Problem description:
Scan the data below and pick out the lines containing the word "інваліди".

--- START Excerpted records ---

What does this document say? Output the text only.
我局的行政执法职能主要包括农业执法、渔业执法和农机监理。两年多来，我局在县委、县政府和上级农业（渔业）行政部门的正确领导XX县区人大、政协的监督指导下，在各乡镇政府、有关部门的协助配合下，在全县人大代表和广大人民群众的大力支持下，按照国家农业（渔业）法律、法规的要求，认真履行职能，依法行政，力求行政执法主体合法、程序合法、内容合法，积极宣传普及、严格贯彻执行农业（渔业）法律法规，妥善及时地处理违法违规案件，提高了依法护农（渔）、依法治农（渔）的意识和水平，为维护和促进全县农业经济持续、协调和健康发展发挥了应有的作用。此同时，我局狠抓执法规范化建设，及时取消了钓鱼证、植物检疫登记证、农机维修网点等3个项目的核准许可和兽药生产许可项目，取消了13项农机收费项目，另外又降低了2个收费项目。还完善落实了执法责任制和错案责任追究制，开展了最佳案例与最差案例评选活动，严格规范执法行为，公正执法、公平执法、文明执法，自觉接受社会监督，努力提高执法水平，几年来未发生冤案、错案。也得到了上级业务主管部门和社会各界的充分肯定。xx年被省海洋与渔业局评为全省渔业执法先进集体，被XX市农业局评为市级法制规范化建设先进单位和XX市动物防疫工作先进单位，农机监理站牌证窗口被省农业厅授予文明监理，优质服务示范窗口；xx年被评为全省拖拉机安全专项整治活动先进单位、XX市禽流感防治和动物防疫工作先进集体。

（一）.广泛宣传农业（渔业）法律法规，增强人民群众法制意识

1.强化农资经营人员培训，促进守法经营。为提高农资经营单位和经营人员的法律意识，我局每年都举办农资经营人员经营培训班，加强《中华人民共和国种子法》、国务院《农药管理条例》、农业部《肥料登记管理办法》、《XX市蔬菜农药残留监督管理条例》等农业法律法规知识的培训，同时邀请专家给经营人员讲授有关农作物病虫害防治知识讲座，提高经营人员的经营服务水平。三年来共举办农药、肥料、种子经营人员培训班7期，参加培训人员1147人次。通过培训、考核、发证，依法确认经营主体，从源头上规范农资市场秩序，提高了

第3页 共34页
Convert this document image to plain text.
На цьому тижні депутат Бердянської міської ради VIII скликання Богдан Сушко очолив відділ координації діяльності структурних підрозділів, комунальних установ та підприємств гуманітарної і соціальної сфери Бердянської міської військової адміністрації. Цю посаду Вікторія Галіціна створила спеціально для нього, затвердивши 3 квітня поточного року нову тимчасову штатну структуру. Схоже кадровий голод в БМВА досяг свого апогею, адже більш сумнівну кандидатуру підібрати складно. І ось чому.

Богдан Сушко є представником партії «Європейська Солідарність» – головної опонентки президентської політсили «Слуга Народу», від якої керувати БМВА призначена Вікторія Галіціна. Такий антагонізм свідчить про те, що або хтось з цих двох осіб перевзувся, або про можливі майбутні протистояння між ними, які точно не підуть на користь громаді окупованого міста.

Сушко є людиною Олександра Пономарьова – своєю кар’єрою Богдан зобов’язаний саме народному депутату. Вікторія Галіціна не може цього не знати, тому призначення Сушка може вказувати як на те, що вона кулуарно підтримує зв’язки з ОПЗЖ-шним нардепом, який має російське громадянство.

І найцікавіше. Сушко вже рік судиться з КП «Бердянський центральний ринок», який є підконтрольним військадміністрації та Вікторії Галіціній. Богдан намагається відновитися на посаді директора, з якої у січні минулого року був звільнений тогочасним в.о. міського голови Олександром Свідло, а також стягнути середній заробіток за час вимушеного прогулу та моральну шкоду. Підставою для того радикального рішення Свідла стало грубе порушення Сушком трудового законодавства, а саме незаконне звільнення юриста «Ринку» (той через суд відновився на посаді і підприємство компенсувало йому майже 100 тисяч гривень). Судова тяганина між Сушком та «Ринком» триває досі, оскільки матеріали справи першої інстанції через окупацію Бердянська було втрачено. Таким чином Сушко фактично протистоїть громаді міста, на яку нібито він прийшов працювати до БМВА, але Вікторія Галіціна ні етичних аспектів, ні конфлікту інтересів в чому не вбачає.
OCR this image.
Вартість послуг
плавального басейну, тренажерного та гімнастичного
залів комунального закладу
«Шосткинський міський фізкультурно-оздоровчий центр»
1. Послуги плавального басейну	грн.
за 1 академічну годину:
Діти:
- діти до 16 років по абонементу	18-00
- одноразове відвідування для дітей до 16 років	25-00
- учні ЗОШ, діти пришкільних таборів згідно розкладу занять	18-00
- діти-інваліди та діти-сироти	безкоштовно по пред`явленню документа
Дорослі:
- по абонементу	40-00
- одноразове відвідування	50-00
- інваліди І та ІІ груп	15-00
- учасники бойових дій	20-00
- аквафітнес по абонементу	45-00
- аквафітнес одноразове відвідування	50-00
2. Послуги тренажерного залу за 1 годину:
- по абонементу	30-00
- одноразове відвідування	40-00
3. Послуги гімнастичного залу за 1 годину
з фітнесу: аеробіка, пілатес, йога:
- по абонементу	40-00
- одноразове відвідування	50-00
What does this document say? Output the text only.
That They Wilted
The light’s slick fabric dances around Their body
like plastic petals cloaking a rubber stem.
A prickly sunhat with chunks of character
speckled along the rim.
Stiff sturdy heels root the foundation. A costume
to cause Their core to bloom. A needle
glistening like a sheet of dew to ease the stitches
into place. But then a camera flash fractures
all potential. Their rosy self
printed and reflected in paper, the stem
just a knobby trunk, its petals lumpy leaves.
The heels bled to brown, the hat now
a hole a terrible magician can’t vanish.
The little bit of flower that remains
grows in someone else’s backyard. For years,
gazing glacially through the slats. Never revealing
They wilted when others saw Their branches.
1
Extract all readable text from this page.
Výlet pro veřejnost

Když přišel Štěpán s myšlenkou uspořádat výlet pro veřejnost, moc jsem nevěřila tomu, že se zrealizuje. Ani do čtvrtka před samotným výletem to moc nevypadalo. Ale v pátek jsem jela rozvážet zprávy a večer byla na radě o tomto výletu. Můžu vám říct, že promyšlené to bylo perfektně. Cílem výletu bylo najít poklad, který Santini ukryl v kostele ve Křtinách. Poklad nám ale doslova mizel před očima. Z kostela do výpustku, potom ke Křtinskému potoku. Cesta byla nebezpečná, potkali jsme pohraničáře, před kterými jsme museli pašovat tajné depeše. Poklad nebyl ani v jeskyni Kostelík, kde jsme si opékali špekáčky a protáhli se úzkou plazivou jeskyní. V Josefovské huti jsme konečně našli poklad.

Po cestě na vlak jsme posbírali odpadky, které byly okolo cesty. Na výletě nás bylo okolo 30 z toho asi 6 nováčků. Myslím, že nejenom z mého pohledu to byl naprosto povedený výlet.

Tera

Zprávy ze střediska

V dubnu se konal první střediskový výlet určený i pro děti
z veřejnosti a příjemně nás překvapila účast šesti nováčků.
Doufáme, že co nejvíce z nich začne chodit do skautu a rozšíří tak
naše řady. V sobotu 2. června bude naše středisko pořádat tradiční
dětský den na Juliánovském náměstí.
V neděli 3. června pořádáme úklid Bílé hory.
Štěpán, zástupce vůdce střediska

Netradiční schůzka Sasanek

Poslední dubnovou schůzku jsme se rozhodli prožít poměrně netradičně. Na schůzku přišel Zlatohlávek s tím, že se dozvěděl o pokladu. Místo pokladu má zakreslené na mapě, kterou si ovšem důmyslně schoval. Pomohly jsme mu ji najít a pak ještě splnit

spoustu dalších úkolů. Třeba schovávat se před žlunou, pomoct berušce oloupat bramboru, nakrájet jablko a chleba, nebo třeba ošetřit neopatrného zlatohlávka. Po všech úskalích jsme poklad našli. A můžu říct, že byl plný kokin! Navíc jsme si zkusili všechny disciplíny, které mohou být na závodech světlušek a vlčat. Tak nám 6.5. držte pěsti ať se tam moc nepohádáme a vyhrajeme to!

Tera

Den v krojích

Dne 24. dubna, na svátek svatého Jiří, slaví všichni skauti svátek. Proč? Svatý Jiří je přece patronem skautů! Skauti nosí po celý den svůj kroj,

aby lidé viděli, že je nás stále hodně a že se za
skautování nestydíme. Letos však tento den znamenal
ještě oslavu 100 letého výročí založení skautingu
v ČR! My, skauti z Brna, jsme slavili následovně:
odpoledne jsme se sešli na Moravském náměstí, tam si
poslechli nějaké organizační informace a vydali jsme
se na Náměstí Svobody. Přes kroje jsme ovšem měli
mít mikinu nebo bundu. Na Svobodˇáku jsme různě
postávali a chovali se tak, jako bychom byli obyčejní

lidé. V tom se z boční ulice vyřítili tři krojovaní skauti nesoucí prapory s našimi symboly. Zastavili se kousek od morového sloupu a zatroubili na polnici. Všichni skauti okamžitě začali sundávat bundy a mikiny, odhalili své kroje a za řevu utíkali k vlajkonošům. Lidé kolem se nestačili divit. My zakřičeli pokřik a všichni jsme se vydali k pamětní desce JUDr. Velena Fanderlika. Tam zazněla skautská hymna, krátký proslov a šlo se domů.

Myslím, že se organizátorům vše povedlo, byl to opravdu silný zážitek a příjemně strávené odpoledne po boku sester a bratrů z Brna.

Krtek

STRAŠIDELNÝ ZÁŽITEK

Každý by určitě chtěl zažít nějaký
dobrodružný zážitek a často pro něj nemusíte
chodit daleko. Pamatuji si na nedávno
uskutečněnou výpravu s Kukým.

--- END Excerpted records ---

Exercise response:
- діти-інваліди та діти-сироти	безкоштовно по пред`явленню документа
- інваліди І та ІІ груп	15-00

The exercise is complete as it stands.